REQUIRED WORK: Work through the listing below and count the lines that hold "base". Answer with the number alone.
═══ RECORDS FOR THIS EXERCISE ═══
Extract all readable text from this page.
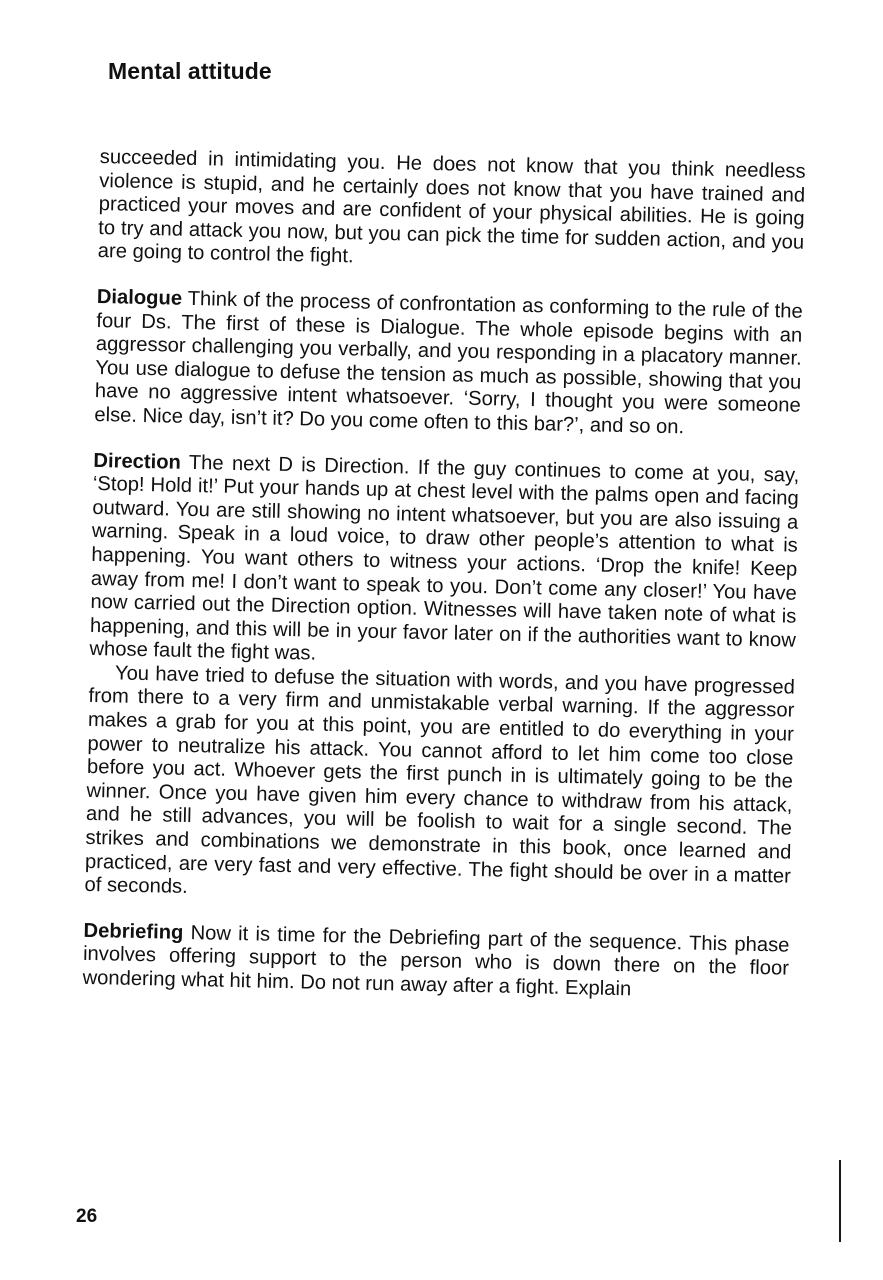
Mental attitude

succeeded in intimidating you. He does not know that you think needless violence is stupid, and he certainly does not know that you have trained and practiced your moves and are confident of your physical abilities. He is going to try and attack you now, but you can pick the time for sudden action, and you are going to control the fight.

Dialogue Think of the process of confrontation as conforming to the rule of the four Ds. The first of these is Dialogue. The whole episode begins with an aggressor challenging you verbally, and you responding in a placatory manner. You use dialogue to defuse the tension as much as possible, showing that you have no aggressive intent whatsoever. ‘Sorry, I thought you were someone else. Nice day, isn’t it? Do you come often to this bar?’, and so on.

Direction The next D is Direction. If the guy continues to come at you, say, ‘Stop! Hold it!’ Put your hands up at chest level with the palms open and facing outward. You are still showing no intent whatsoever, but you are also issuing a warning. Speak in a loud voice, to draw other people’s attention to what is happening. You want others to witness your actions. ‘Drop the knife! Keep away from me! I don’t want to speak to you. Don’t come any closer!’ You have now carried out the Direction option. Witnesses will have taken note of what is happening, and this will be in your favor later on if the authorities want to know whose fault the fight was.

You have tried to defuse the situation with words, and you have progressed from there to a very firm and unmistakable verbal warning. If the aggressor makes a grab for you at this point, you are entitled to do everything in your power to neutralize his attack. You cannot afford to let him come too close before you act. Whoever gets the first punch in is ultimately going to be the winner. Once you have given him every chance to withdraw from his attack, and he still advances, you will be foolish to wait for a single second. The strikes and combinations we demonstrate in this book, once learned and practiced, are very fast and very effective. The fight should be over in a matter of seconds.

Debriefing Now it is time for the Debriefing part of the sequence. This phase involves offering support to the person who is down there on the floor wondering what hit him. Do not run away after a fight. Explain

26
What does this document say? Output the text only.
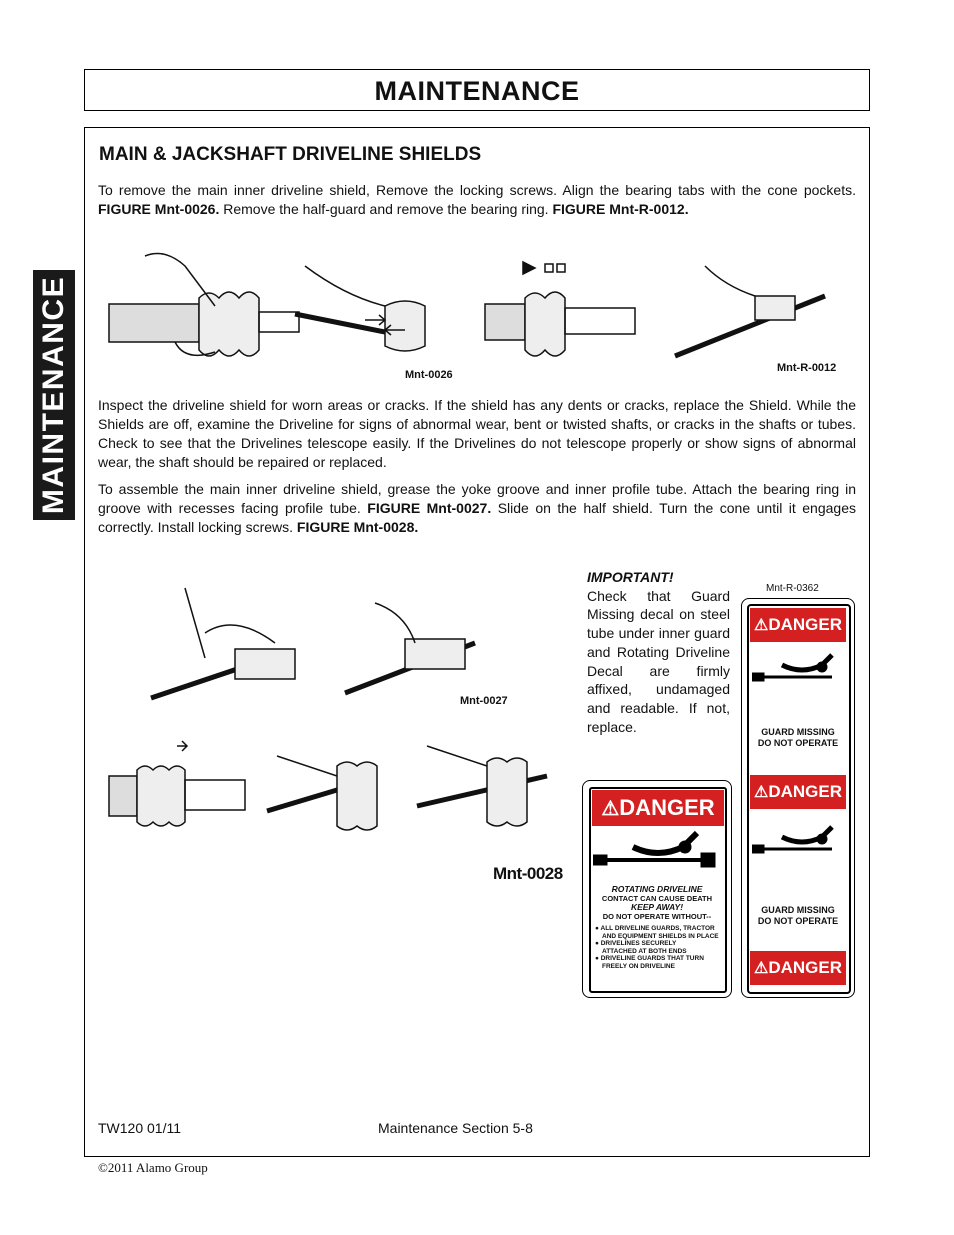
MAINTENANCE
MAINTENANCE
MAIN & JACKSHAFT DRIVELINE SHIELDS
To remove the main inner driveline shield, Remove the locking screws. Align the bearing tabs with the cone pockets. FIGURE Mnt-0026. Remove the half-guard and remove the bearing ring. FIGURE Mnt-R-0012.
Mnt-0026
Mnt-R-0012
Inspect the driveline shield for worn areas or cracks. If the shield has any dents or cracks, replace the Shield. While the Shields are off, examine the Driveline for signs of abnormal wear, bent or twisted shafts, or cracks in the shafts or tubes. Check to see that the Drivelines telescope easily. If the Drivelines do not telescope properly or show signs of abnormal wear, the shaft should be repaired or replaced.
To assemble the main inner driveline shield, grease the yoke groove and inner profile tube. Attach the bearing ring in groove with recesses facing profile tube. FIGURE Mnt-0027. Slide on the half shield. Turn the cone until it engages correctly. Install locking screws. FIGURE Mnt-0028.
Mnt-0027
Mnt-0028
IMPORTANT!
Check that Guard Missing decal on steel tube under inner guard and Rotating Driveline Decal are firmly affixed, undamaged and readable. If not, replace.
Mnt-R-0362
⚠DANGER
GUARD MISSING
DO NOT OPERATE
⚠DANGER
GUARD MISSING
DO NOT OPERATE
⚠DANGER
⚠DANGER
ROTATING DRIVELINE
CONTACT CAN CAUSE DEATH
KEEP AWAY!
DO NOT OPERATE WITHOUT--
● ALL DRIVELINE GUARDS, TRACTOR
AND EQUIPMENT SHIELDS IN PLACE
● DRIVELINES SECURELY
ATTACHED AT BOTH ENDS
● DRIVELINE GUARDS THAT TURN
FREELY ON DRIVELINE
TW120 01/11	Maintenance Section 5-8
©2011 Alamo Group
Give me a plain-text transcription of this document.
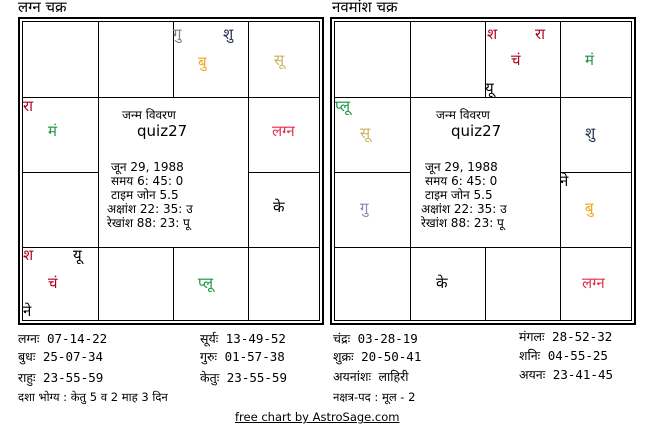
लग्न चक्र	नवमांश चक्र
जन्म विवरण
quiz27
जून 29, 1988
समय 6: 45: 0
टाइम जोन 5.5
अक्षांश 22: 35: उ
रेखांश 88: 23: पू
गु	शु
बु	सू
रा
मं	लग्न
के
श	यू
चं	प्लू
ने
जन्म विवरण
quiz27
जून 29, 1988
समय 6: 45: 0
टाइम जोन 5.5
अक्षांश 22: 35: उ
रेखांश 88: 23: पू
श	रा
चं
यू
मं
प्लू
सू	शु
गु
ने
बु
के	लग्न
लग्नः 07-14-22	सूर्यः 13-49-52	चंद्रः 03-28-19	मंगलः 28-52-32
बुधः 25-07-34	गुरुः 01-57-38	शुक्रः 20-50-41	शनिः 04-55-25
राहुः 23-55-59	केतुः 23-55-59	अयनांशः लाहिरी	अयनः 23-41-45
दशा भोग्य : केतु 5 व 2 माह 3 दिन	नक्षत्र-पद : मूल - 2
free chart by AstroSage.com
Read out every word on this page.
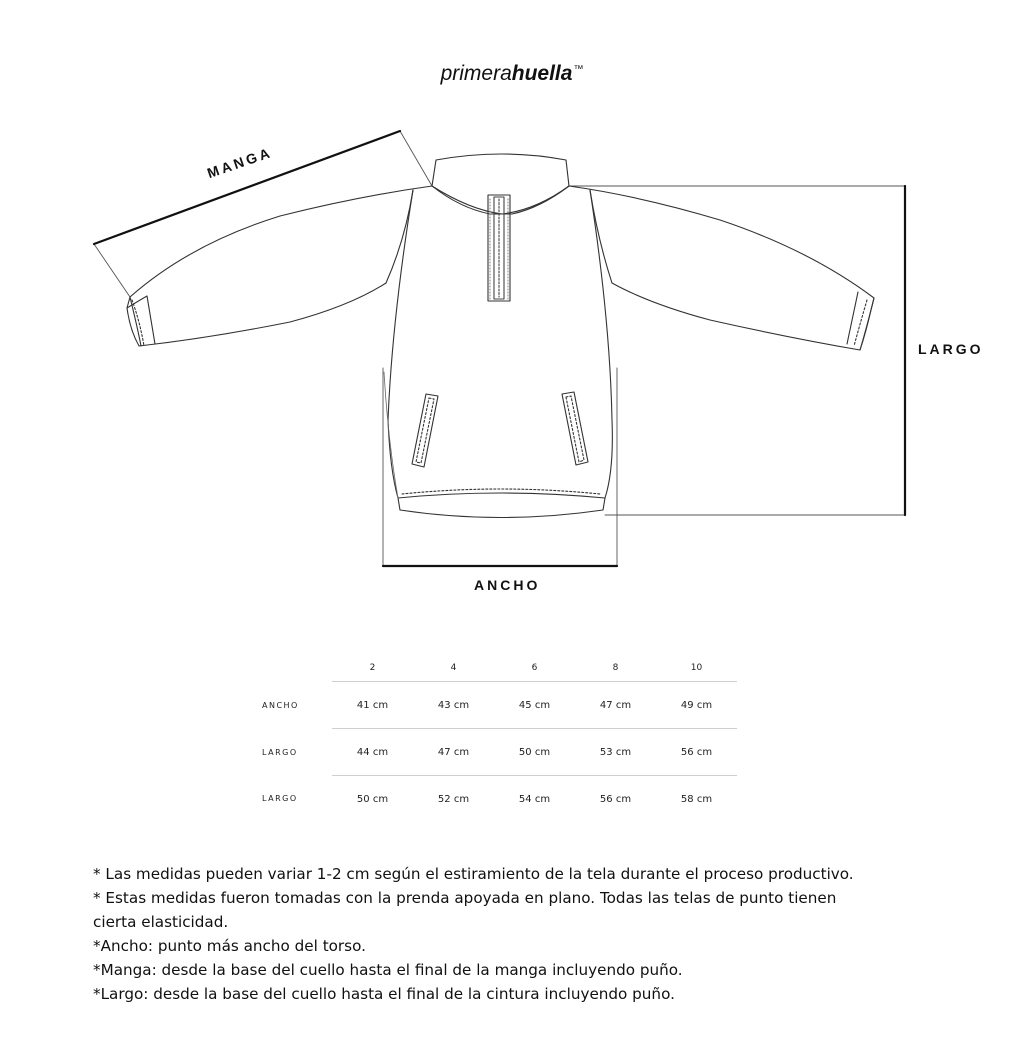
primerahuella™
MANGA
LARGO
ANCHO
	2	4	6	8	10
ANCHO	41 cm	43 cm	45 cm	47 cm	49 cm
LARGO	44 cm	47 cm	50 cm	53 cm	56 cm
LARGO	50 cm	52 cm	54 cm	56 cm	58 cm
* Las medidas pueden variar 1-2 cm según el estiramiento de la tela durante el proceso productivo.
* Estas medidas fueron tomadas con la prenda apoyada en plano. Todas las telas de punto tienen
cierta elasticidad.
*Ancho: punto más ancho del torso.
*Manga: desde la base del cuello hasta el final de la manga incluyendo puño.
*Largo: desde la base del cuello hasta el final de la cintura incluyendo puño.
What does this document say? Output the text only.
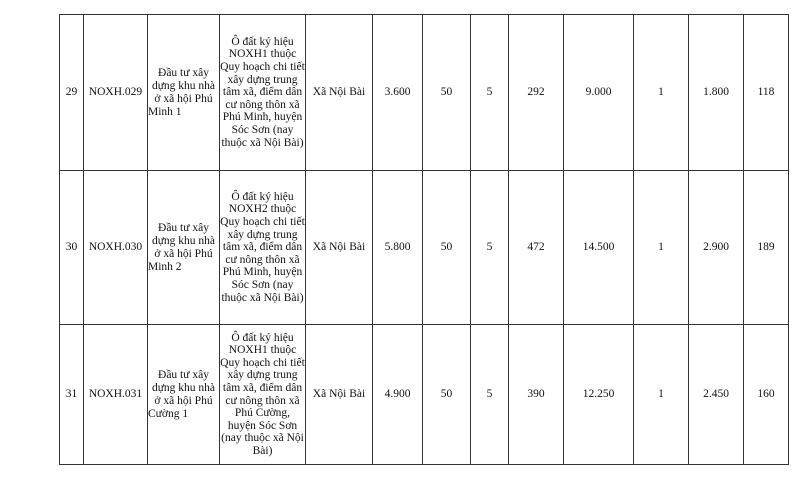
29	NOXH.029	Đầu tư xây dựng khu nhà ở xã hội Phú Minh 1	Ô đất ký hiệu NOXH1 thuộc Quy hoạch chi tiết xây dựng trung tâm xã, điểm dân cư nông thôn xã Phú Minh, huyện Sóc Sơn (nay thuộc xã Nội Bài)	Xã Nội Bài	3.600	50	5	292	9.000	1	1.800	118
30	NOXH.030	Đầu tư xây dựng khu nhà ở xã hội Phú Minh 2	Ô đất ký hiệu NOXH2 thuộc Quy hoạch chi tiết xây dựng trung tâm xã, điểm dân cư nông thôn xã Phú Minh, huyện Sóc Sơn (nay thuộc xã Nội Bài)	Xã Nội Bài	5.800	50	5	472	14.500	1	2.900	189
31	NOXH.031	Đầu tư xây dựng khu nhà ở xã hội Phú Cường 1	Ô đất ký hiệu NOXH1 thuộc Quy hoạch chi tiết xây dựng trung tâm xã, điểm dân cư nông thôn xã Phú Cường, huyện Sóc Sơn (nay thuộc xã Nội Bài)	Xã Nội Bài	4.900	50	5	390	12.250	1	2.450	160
═══
THE OUTPUT: 2